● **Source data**
########

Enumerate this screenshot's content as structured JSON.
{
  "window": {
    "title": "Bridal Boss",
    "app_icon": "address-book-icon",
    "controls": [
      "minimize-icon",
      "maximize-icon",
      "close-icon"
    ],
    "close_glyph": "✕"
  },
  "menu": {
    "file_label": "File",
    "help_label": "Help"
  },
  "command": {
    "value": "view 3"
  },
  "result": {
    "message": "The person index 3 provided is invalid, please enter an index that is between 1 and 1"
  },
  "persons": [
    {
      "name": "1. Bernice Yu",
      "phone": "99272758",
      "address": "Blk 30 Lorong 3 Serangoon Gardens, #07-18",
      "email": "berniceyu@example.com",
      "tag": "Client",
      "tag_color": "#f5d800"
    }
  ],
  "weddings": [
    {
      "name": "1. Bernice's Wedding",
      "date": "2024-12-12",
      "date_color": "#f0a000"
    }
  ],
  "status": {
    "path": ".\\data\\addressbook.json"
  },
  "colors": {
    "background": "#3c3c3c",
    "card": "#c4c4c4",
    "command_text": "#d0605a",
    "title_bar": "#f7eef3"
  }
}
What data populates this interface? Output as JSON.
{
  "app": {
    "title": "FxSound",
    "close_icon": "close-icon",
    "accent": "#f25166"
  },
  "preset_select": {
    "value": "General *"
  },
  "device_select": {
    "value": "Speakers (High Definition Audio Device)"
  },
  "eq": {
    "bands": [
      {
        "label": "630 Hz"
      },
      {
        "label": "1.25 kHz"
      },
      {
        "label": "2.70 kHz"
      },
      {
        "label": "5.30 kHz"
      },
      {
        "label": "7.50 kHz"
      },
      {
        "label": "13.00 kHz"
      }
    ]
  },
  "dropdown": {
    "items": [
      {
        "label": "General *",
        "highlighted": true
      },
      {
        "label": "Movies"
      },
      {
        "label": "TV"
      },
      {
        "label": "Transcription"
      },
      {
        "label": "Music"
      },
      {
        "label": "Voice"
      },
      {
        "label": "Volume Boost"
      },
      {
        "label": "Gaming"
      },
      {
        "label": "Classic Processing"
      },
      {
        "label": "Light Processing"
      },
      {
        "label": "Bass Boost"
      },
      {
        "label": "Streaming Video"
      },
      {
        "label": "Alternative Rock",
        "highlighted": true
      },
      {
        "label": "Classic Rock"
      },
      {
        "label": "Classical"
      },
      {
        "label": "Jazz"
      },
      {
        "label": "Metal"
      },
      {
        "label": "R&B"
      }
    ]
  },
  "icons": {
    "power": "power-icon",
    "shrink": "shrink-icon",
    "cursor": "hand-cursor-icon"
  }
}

########

● **WHAT IS EXPECTED**
Print every entry exactly as written.

● **TASK RESULT**
Enumerate this screenshot's content as structured JSON.
{
  "window": {
    "title": "Bridal Boss",
    "app_icon": "address-book-icon",
    "controls": [
      "minimize-icon",
      "maximize-icon",
      "close-icon"
    ],
    "close_glyph": "✕"
  },
  "menu": {
    "file_label": "File",
    "help_label": "Help"
  },
  "command": {
    "value": "view 3"
  },
  "result": {
    "message": "The person index 3 provided is invalid, please enter an index that is between 1 and 1"
  },
  "persons": [
    {
      "name": "1. Bernice Yu",
      "phone": "99272758",
      "address": "Blk 30 Lorong 3 Serangoon Gardens, #07-18",
      "email": "berniceyu@example.com",
      "tag": "Client",
      "tag_color": "#f5d800"
    }
  ],
  "weddings": [
    {
      "name": "1. Bernice's Wedding",
      "date": "2024-12-12",
      "date_color": "#f0a000"
    }
  ],
  "status": {
    "path": ".\\data\\addressbook.json"
  },
  "colors": {
    "background": "#3c3c3c",
    "card": "#c4c4c4",
    "command_text": "#d0605a",
    "title_bar": "#f7eef3"
  }
}
What data populates this interface? Output as JSON.
{
  "app": {
    "title": "FxSound",
    "close_icon": "close-icon",
    "accent": "#f25166"
  },
  "preset_select": {
    "value": "General *"
  },
  "device_select": {
    "value": "Speakers (High Definition Audio Device)"
  },
  "eq": {
    "bands": [
      {
        "label": "630 Hz"
      },
      {
        "label": "1.25 kHz"
      },
      {
        "label": "2.70 kHz"
      },
      {
        "label": "5.30 kHz"
      },
      {
        "label": "7.50 kHz"
      },
      {
        "label": "13.00 kHz"
      }
    ]
  },
  "dropdown": {
    "items": [
      {
        "label": "General *",
        "highlighted": true
      },
      {
        "label": "Movies"
      },
      {
        "label": "TV"
      },
      {
        "label": "Transcription"
      },
      {
        "label": "Music"
      },
      {
        "label": "Voice"
      },
      {
        "label": "Volume Boost"
      },
      {
        "label": "Gaming"
      },
      {
        "label": "Classic Processing"
      },
      {
        "label": "Light Processing"
      },
      {
        "label": "Bass Boost"
      },
      {
        "label": "Streaming Video"
      },
      {
        "label": "Alternative Rock",
        "highlighted": true
      },
      {
        "label": "Classic Rock"
      },
      {
        "label": "Classical"
      },
      {
        "label": "Jazz"
      },
      {
        "label": "Metal"
      },
      {
        "label": "R&B"
      }
    ]
  },
  "icons": {
    "power": "power-icon",
    "shrink": "shrink-icon",
    "cursor": "hand-cursor-icon"
  }
}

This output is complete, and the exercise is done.